● **Exercise set**
1. According to the passage on the wheat petition, how long does USTR have to decide whether to proceed?
2. Please reproduce the passage on the wheat petition, starting at "Canadian officials dismissed" and ending at "the source said.".

The North Dakota Wheat Commission filed a Section 301 petition late last week in the hope that U.S. pressure over Canadian Wheat Board (CWB) pricing could lead to restraints on Canadian wheat exports into the U.S., which the petition claims have drastically increased as a result of alleged anti-competitive trade practices, such as unfair pricing.

The petition puts pressure on USTR on whether to move forward on an investigation during the politically charged election season. USTR has 45 days from the time the petition was filed to make a decision.

The farmers represented by the Commission hope that an investigation into the CWB will be a way to engage Canadians in a negotiation under the threat of U.S. action. "We needed to do something to create leverage," a congressional source said. The issues raised by the petition will "never go away until the U.S. and Canada negotiate," said an informed source.

But Canadian officials have made it clear they will not respond to the pressure and insisted they have no interest in restraining exports. Only if Canada is found to be in violation of international trade rules would Canada be willing to negotiate, one official said. If the United States Trade Representative chooses to move forward on the 301 petition, Canada will defend the CWB, he said.

Canadian officials dismissed the charges that the Wheat Board is violating international trade rules by having the CWB handle Canadian grain exports as a single desk seller. "Sentiments run from outrage to out-and-out disappointment that they decided to do this again," a Canadian government source said. "An action like this brings a lot of outrage."

The official emphasized that threatening Canada is not an effective way to approach the issue. "The hammer is never an effective tool in negotiation," the source said.

● **Data lines**
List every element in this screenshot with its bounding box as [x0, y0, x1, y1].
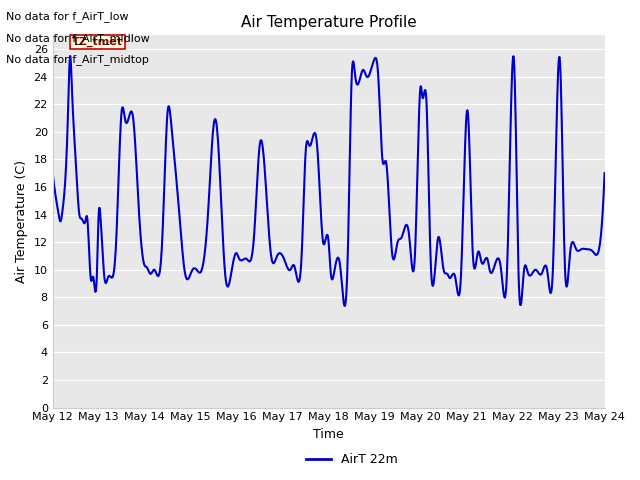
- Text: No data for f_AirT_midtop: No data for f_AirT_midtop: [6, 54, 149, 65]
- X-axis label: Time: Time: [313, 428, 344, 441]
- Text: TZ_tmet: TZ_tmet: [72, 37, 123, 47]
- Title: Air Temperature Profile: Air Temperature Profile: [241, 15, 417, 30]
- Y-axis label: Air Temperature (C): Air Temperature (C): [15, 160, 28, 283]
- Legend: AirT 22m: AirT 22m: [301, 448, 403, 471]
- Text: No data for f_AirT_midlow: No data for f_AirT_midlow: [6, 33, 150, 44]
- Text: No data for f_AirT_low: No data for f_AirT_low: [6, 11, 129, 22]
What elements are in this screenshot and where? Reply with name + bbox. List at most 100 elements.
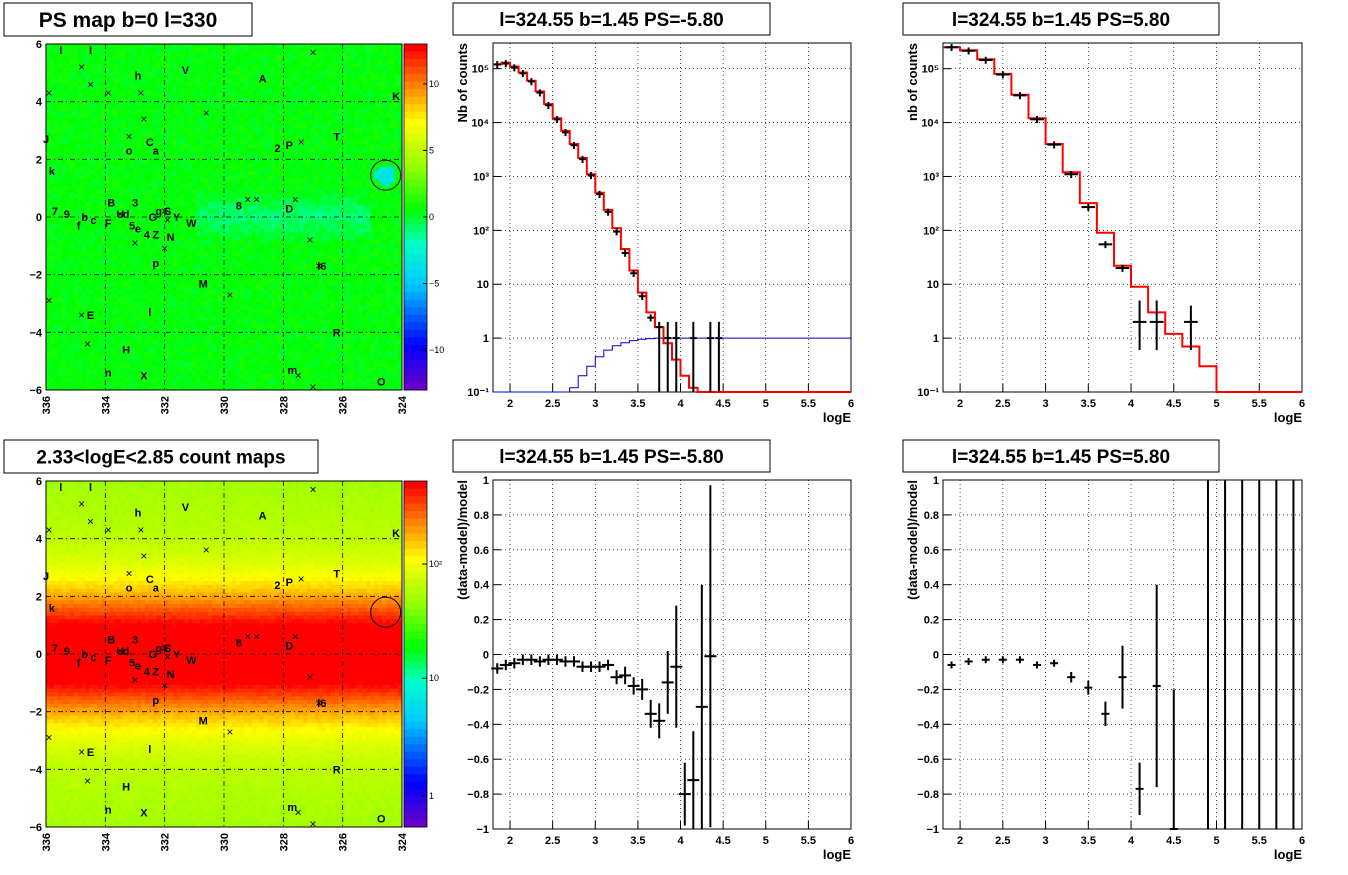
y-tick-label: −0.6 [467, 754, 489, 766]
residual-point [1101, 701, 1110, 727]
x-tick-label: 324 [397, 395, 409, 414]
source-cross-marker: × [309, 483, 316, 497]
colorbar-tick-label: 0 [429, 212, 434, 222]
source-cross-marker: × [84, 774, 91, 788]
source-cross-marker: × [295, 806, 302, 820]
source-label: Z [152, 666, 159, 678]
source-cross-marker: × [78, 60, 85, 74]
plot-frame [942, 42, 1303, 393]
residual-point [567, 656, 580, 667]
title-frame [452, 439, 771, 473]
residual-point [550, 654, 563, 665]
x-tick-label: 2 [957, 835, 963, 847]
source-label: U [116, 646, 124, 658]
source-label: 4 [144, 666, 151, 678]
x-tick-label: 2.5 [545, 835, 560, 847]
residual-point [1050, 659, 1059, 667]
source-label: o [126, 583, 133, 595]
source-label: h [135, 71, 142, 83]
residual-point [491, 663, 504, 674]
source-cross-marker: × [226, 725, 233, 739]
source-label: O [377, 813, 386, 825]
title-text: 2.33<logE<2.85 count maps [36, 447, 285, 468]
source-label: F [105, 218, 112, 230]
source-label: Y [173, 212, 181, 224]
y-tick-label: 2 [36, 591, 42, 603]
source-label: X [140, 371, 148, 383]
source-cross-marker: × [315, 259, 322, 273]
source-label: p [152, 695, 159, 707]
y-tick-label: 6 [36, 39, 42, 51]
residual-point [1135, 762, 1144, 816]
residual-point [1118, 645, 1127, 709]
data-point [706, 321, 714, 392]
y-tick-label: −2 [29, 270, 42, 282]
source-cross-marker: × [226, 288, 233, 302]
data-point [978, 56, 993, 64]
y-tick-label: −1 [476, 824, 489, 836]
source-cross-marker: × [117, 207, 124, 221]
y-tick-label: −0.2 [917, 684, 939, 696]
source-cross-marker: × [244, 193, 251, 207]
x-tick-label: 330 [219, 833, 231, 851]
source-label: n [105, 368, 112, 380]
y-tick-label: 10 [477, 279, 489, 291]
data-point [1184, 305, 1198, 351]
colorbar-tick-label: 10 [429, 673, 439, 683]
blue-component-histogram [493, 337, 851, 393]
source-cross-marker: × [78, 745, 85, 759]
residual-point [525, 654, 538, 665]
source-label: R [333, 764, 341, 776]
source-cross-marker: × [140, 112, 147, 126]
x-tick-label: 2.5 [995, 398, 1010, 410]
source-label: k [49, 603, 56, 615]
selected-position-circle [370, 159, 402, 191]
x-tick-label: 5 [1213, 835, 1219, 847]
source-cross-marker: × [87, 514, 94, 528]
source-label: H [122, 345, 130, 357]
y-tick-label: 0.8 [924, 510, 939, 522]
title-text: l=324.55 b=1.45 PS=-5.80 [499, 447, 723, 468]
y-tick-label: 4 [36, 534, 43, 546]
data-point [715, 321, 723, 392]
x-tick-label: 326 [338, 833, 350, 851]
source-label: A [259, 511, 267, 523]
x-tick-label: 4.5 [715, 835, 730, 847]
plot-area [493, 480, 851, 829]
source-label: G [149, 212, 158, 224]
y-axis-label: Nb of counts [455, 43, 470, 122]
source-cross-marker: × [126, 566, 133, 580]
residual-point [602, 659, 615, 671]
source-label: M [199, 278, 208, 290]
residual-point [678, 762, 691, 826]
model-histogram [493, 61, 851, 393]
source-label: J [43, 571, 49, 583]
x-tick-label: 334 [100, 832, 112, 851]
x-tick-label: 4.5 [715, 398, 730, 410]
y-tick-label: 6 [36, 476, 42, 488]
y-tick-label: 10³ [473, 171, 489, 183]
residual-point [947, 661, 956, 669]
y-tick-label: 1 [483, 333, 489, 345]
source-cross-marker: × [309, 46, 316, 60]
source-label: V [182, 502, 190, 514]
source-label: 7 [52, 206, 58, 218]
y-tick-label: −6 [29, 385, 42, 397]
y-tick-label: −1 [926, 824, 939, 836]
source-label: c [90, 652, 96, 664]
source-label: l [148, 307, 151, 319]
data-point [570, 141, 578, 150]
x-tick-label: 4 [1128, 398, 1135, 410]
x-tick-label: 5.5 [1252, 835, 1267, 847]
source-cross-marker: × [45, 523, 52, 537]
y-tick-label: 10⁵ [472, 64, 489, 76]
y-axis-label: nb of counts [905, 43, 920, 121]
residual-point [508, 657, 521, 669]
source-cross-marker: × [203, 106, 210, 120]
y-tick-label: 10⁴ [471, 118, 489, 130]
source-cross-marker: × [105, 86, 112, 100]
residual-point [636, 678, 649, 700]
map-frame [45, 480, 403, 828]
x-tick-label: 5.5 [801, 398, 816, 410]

● **Task-by-task results**
1. USTR has 45 days from the time the petition was filed.

2.
Canadian officials dismissed the charges that the Wheat Board is violating international trade rules by having the CWB handle Canadian grain exports as a single desk seller. "Sentiments run from outrage to out-and-out disappointment that they decided to do this again," a Canadian government source said. "An action like this brings a lot of outrage."

The official emphasized that threatening Canada is not an effective way to approach the issue. "The hammer is never an effective tool in negotiation," the source said.